++++ Selected extract ++++

Debt

How to Use a Credit Card Without Falling Into Debt — Expert Tips

Last updated: May 2026  |  ~5 min read

Why Are Credit Cards Dangerous?

Credit card interest rates in Thailand are capped at 18% per year by the Bank of Thailand — much higher than personal loans. If you only pay the minimum of 5–8% of the outstanding balance each month, debt accumulates rapidly.

A Scary Credit Card Debt Example

Assume an outstanding balance of 50,000 THB, paying the minimum 2,500 THB/month (5%) at 18% annual interest — it will take over 3 years to pay off, with total interest paid exceeding 16,000 THB.

++++ Information provided ++++

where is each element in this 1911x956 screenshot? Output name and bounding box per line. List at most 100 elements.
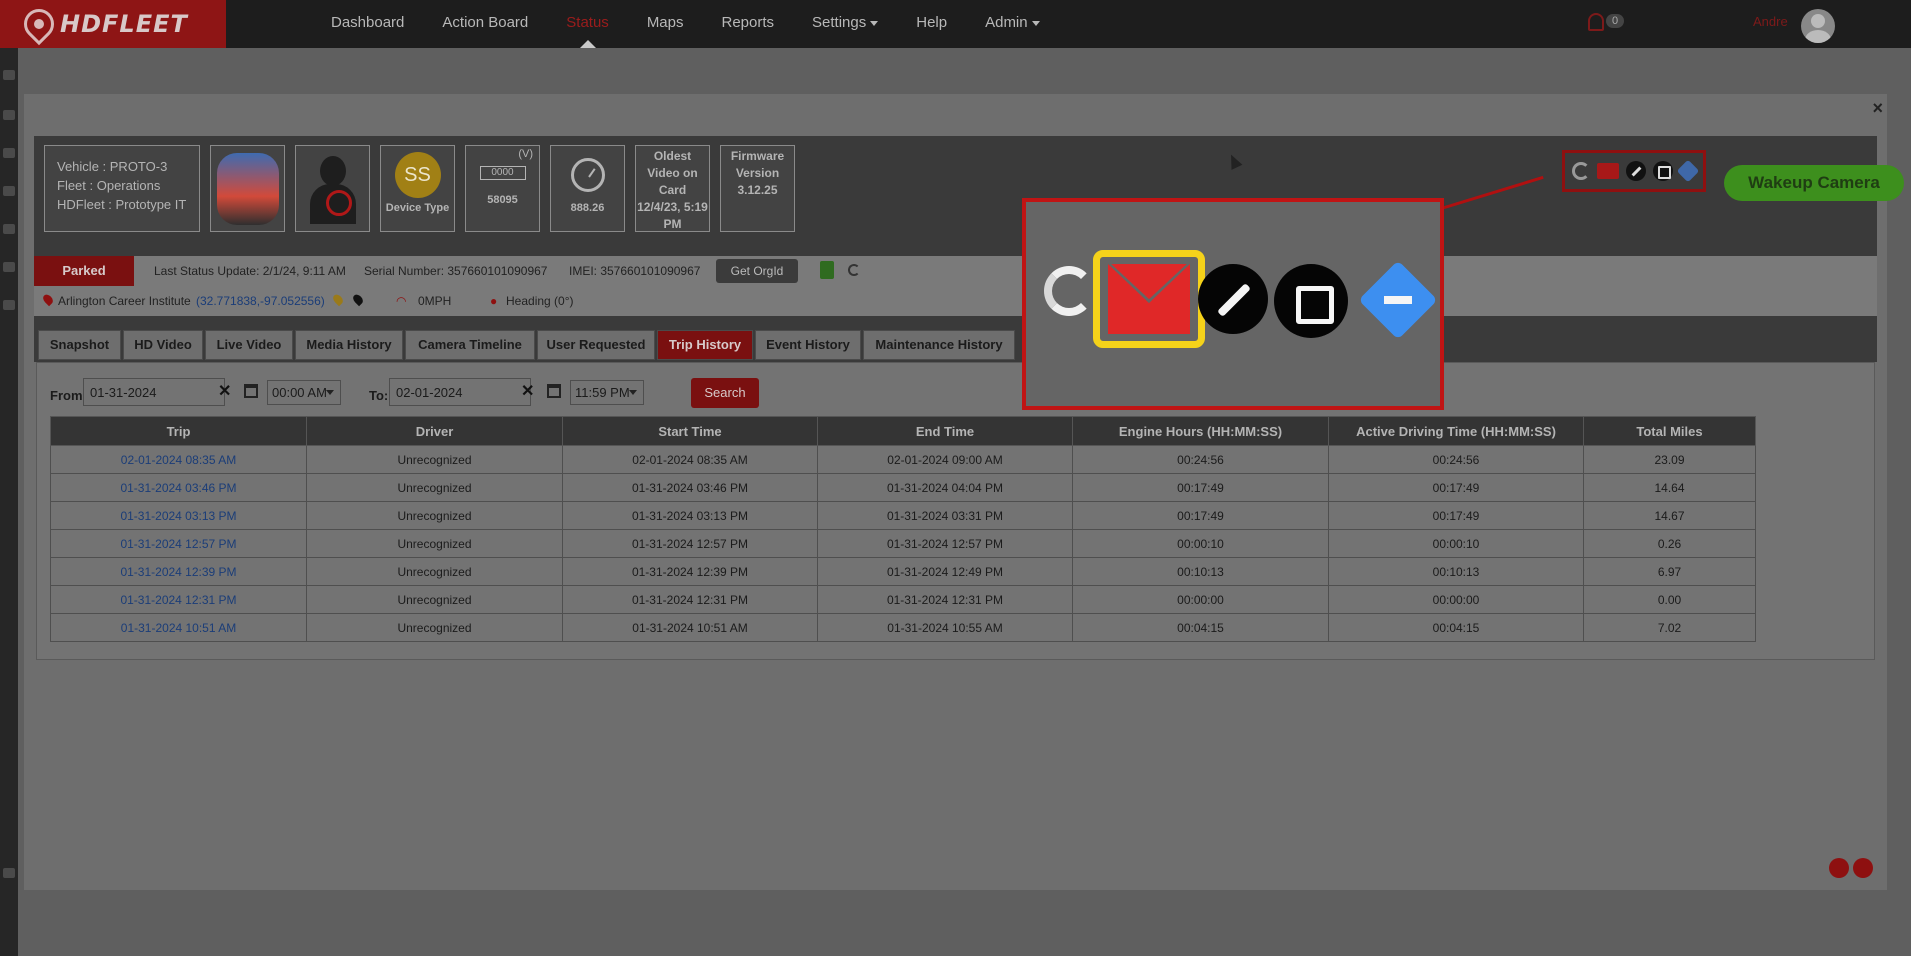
table-cell: Unrecognized xyxy=(306,529,563,558)
nav-status[interactable]: Status xyxy=(566,0,609,48)
close-icon[interactable]: × xyxy=(1872,98,1883,119)
status-row: Parked Last Status Update: 2/1/24, 9:11 … xyxy=(34,256,1877,286)
driver-image-box[interactable] xyxy=(295,145,370,232)
driver-icon[interactable] xyxy=(3,262,15,272)
edit-icon[interactable] xyxy=(1652,161,1673,181)
hdfleet-logo[interactable]: HDFLEET xyxy=(0,0,226,48)
nav-maps[interactable]: Maps xyxy=(647,0,684,48)
from-time-select[interactable]: 00:00 AM xyxy=(267,380,341,405)
nav-dashboard[interactable]: Dashboard xyxy=(331,0,404,48)
last-status-update: Last Status Update: 2/1/24, 9:11 AM xyxy=(154,264,346,278)
directions-icon[interactable] xyxy=(1358,260,1438,340)
column-header-trip[interactable]: Trip xyxy=(50,416,307,446)
left-sidebar xyxy=(0,48,18,956)
table-cell: 00:10:13 xyxy=(1072,557,1329,586)
nav-admin-label: Admin xyxy=(985,14,1028,31)
clear-to-date-icon[interactable]: ✕ xyxy=(521,381,534,401)
refresh-icon[interactable] xyxy=(1572,162,1591,180)
mail-icon[interactable] xyxy=(1597,163,1620,179)
street-view-icon[interactable] xyxy=(331,292,345,307)
trip-link[interactable]: 01-31-2024 12:57 PM xyxy=(50,529,307,558)
from-date-input[interactable]: 01-31-2024 xyxy=(83,378,225,406)
status-badge: Parked xyxy=(34,256,134,286)
to-label: To: xyxy=(369,388,389,403)
wrench-icon[interactable] xyxy=(1625,161,1646,181)
trip-link[interactable]: 01-31-2024 10:51 AM xyxy=(50,613,307,642)
chevron-down-icon xyxy=(1031,20,1040,26)
engine-hours-value: 888.26 xyxy=(570,202,605,214)
camera-icon[interactable] xyxy=(3,186,15,196)
table-row: 01-31-2024 12:39 PM Unrecognized 01-31-202… xyxy=(50,557,1756,586)
column-header-driver[interactable]: Driver xyxy=(306,416,563,446)
table-cell: 0.00 xyxy=(1583,585,1756,614)
nav-reports[interactable]: Reports xyxy=(722,0,775,48)
trip-link[interactable]: 02-01-2024 08:35 AM xyxy=(50,445,307,474)
nav-settings[interactable]: Settings xyxy=(812,0,879,48)
avatar[interactable] xyxy=(1801,9,1835,43)
mail-icon[interactable] xyxy=(1108,264,1190,334)
oldest-video-value: 12/4/23, 5:19 PM xyxy=(637,200,708,231)
column-header-active-driving-time[interactable]: Active Driving Time (HH:MM:SS) xyxy=(1328,416,1584,446)
tab-media-history[interactable]: Media History xyxy=(295,330,403,360)
to-time-select[interactable]: 11:59 PM xyxy=(570,380,644,405)
location-coords-link[interactable]: (32.771838,-97.052556) xyxy=(196,294,325,308)
user-name[interactable]: Andre xyxy=(1753,14,1788,29)
search-button[interactable]: Search xyxy=(691,378,759,408)
tab-snapshot[interactable]: Snapshot xyxy=(38,330,121,360)
column-header-start-time[interactable]: Start Time xyxy=(562,416,818,446)
table-cell: 00:00:10 xyxy=(1328,529,1584,558)
table-cell: Unrecognized xyxy=(306,501,563,530)
pin-icon[interactable] xyxy=(3,868,15,878)
nav-help[interactable]: Help xyxy=(916,0,947,48)
column-header-end-time[interactable]: End Time xyxy=(817,416,1073,446)
edit-icon[interactable] xyxy=(1274,264,1348,338)
vehicle-image-box[interactable] xyxy=(210,145,285,232)
truck-icon[interactable] xyxy=(3,224,15,234)
calendar-icon[interactable] xyxy=(547,384,561,398)
hierarchy-icon[interactable] xyxy=(3,148,15,158)
warning-icon[interactable] xyxy=(3,300,15,310)
nav-settings-label: Settings xyxy=(812,14,867,31)
manual-icon[interactable] xyxy=(1853,858,1873,878)
refresh-icon[interactable] xyxy=(1044,266,1094,316)
nav-admin[interactable]: Admin xyxy=(985,0,1040,48)
calendar-icon[interactable] xyxy=(244,384,258,398)
refresh-icon[interactable] xyxy=(848,264,860,276)
nav-action-board[interactable]: Action Board xyxy=(442,0,528,48)
action-icon-group xyxy=(1562,150,1706,192)
wakeup-camera-button[interactable]: Wakeup Camera xyxy=(1724,165,1904,201)
from-label: From: xyxy=(50,388,87,403)
trip-history-panel: From: 01-31-2024 ✕ 00:00 AM To: 02-01-20… xyxy=(36,362,1875,660)
tab-user-requested[interactable]: User Requested xyxy=(537,330,655,360)
vehicle-name: Vehicle : PROTO-3 xyxy=(57,159,168,174)
tab-camera-timeline[interactable]: Camera Timeline xyxy=(405,330,535,360)
tab-trip-history[interactable]: Trip History xyxy=(657,330,753,360)
odometer-value: 58095 xyxy=(487,194,518,206)
get-orgid-button[interactable]: Get OrgId xyxy=(716,259,798,283)
tab-live-video[interactable]: Live Video xyxy=(205,330,293,360)
user-icon[interactable] xyxy=(3,70,15,80)
table-cell: 14.67 xyxy=(1583,501,1756,530)
table-cell: Unrecognized xyxy=(306,585,563,614)
users-icon[interactable] xyxy=(3,110,15,120)
youtube-icon[interactable] xyxy=(1829,858,1849,878)
trip-link[interactable]: 01-31-2024 03:13 PM xyxy=(50,501,307,530)
trip-link[interactable]: 01-31-2024 03:46 PM xyxy=(50,473,307,502)
bell-icon[interactable] xyxy=(1588,13,1604,31)
tab-hd-video[interactable]: HD Video xyxy=(123,330,203,360)
to-date-input[interactable]: 02-01-2024 xyxy=(389,378,531,406)
trip-link[interactable]: 01-31-2024 12:31 PM xyxy=(50,585,307,614)
map-pin-icon[interactable] xyxy=(351,292,365,307)
speed-value: 0MPH xyxy=(418,294,452,308)
column-header-engine-hours[interactable]: Engine Hours (HH:MM:SS) xyxy=(1072,416,1329,446)
tab-maintenance-history[interactable]: Maintenance History xyxy=(863,330,1015,360)
column-header-total-miles[interactable]: Total Miles xyxy=(1583,416,1756,446)
serial-number: Serial Number: 357660101090967 xyxy=(364,264,548,278)
clear-from-date-icon[interactable]: ✕ xyxy=(218,381,231,401)
directions-icon[interactable] xyxy=(1676,159,1699,183)
chevron-down-icon xyxy=(870,20,879,26)
trip-link[interactable]: 01-31-2024 12:39 PM xyxy=(50,557,307,586)
tab-event-history[interactable]: Event History xyxy=(755,330,861,360)
table-header-row: Trip Driver Start Time End Time Engine H… xyxy=(50,416,1756,446)
wrench-icon[interactable] xyxy=(1198,264,1268,334)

++++

To be done → Extend the article on using a credit card without falling into debt, starting with the sentence that follows its last one.

Output →
5 Rules for Safe Credit Card Use

  1. Pay the full balance before the due date every month — the only way to pay zero interest
  2. Keep your credit limit to 1–2 months of income — prevents overspending
  3. Check your balance every week — catch problems before debt piles up
  4. Avoid installment plans for non-essential items — 0% installments feel cheap but compress your monthly budget
  5. Use a card that matches your spending habits — cashback if you shop online a lot, miles if you travel frequently

How to Make Your Credit Card Work for You

  • Cashback: many cards return 0.5–2% on every purchase
  • Points/Miles: redeem for free flights or rewards
  • Free travel insurance: Platinum cards and above often include accident coverage
  • 0% installments: use for necessary purchases you were going to make anyway — not because a promotion tempts you

If You Already Have Credit Card Debt

  1. Stop using the card immediately
  2. Transfer the balance to a lower-interest personal loan (Balance Transfer)
  3. Contact your bank to request debt restructuring — BOT requires banks to maintain assistance programs for borrowers
  4. Always pay more than the minimum to reduce principal, not just interest

Source: Bank of Thailand (bot.or.th) — Credit card interest rate cap, SEC Thailand (sec.or.th)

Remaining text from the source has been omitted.